PROVIDED PASSAGE:
◆ ◆ ◆ ◆ ◆ ◆ ◆
For many generations prior to the arrival of the Spanish the Mexican people made a durable and environmentally friendly limewash (1) using the slime (2) from opuntia cactus. This slime was not only used in limewash but was added to the mortar that held their temples and pyramids together. It also helped paint adhere more strongly to other surfaces. Paint created using the nopal has several unique properties. It is waterproof but has the ability to “breathe”, this helps prevent water build up as it allows the paint to “perspire” in a way that artificial paints do not. The paint is ultra-adherent and helps protect surfaces painted with it from cold, humidity and insect damage. It is also more environmentally friendly that plastic based paints.

  1. limewash is made from limestone that’s been crushed, burned, and mixed with water to make a lime putty. The putty is aged and then thinned with water and coloured with natural pigments. Limewash creates surfaces that are mottled and matte with a chalky texture something like suede. It lends a depth and luminosity to flat walls. While limewash paint can be used for both interior and exterior masonry and drywall applications like plaster, brick, cement, and stucco, it’s best not to use it on wood or metal
  2. this slime is known as “baba” en espanol. This slime is a mucilage that can also be found when cooking okra or mallow (Malva spp) leaves.

Dr. Lorena Vargas Rodríguez from the University of Guanajuato recommends that the Opuntia Spinulifera nopal is the best cactus for creating this paint.
◆ ◆ ◆ ◆ ◆ ◆ ◆
MATERIAL PROVIDED:
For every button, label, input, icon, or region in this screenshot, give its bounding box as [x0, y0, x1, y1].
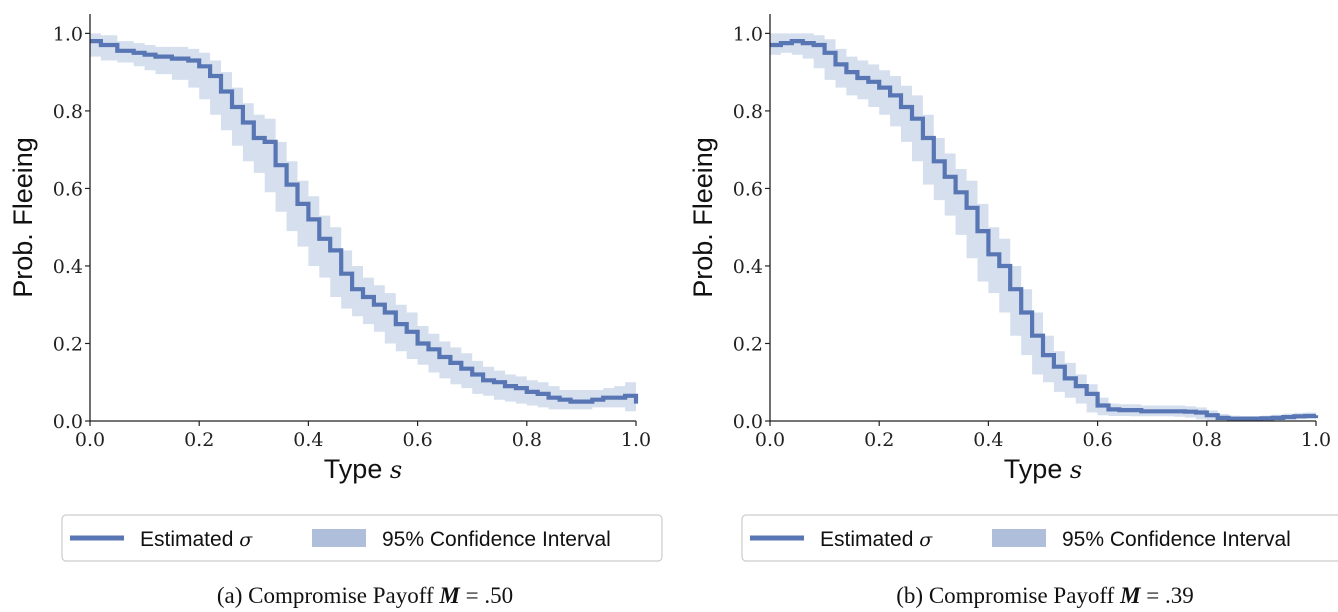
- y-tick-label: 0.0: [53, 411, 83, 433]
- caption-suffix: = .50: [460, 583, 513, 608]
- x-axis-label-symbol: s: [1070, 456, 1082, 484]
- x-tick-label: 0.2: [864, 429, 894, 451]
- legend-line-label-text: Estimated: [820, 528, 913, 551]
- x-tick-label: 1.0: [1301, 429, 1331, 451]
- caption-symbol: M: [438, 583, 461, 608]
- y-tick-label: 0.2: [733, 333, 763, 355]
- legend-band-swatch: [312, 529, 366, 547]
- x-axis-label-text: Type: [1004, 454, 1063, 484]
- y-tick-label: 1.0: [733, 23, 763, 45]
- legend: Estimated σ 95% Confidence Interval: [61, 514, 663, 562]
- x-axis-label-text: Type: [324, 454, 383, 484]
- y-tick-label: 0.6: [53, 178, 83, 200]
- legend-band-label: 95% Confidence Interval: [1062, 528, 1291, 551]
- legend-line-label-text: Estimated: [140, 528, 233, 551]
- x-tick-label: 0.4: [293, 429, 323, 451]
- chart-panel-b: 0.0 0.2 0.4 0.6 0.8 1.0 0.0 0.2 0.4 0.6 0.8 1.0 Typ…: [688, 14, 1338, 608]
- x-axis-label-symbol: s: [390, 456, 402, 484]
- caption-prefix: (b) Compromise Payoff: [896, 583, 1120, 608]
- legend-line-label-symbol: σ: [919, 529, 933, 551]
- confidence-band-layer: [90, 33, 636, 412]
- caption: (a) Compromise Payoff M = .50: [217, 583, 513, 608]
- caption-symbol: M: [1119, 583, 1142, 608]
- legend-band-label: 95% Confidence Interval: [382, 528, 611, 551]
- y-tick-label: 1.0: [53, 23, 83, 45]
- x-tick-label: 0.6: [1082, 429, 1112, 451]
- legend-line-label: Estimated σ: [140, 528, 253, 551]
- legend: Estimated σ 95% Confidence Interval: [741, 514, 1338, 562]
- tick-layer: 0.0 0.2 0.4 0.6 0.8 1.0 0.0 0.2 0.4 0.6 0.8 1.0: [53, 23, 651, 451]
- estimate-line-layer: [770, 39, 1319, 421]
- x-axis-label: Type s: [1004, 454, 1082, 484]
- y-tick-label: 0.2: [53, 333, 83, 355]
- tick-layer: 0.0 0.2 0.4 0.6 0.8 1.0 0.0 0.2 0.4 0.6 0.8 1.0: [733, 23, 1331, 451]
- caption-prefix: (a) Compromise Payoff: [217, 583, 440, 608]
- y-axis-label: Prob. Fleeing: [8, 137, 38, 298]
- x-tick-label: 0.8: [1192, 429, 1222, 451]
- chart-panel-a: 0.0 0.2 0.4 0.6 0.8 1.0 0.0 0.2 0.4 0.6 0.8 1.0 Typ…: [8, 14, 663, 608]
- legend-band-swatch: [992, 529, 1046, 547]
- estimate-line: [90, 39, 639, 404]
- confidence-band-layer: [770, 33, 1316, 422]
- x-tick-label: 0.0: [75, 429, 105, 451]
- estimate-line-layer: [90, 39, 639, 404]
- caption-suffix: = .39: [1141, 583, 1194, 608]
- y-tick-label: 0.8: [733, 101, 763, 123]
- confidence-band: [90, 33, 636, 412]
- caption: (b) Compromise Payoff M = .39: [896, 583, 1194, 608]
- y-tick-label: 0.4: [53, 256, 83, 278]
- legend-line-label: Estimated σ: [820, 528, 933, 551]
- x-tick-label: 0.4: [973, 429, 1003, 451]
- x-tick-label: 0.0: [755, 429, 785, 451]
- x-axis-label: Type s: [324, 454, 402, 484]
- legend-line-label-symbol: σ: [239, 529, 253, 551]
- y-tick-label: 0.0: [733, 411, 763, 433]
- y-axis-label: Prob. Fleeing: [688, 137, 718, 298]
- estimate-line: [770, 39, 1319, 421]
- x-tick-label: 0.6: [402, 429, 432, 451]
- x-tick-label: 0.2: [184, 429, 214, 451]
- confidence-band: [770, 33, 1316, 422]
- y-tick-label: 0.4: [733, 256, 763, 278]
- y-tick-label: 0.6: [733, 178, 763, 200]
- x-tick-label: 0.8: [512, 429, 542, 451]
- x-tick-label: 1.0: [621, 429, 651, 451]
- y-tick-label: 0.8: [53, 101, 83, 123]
◆ ◆ ◆ ◆ ◆ ◆ ◆
SHORT TASK 1: Retype the part of the nopal paint text starting with "1. limewash is" and going on through "creating this paint.", keeping every word and mark as it appears.
SHORT TASK 2: Continue the nopal paint text from its last sentence onward.

WRITTEN RESPONSE 1:
1. limewash is made from limestone that’s been crushed, burned, and mixed with water to make a lime putty. The putty is aged and then thinned with water and coloured with natural pigments. Limewash creates surfaces that are mottled and matte with a chalky texture something like suede. It lends a depth and luminosity to flat walls. While limewash paint can be used for both interior and exterior masonry and drywall applications like plaster, brick, cement, and stucco, it’s best not to use it on wood or metal
  2. this slime is known as “baba” en espanol. This slime is a mucilage that can also be found when cooking okra or mallow (Malva spp) leaves.

Dr. Lorena Vargas Rodríguez from the University of Guanajuato recommends that the Opuntia Spinulifera nopal is the best cactus for creating this paint.

WRITTEN RESPONSE 2:
Opuntia spinulifera in Jardín Botánico Canario Viera y Clavijo
Photo by Krzysztof Ziarnek

Ingredients : to prepare 6 to 7 litres

  • 1kg quicklime
  • 4 litres water
  • 4 large and fleshy nopal pads
  • 1 cup salt (table salt is fine)
  • Colouring Agent*

*the paint will be white in colour due to the quicklime. There are various oxides and pigments for colouring cement that can be added to the mix if you seek a different colour.


  1. Peel the thorns from the nopal (much as you would when making nopalitos). You will want to remove the thorns as you may need to get your hands into the mix later. 
  2. Chop the nopal into small pieces and cover with 2 litres of the water.
  3. Allow the mix to sit for 8-12 hours. This will release the baba (slime) from the nopal.
  4. Mash the nopal (whilst still in the liquid) with a stick (like you’re muddling a big ass cocktail).
  5. Strain the mixture. Use a strainer with largish holes as a fine mesh strainer will get blocked easily. This is where you may want to get your hands into the mix to help push it through the strainer. Cactus thorns in the mix would be a bad idea.
  6. In a bucket place the other 2 litres of water and add the salt and lime. Mix well until the salt and lime are dissolved and incorporated together.
  7. Add the strained nopal mix to the lime/water and mix well.
  8. If you are colouring the mix then add the pigment now.

Let mix stand for 8-12 hours before use.

To Use.

  • Mix well before using (like you would with any other can of house paint)
  • Apply mixture to surface using a paint brush. A fine fibre brush may be needed if the surface being painted is highly porous.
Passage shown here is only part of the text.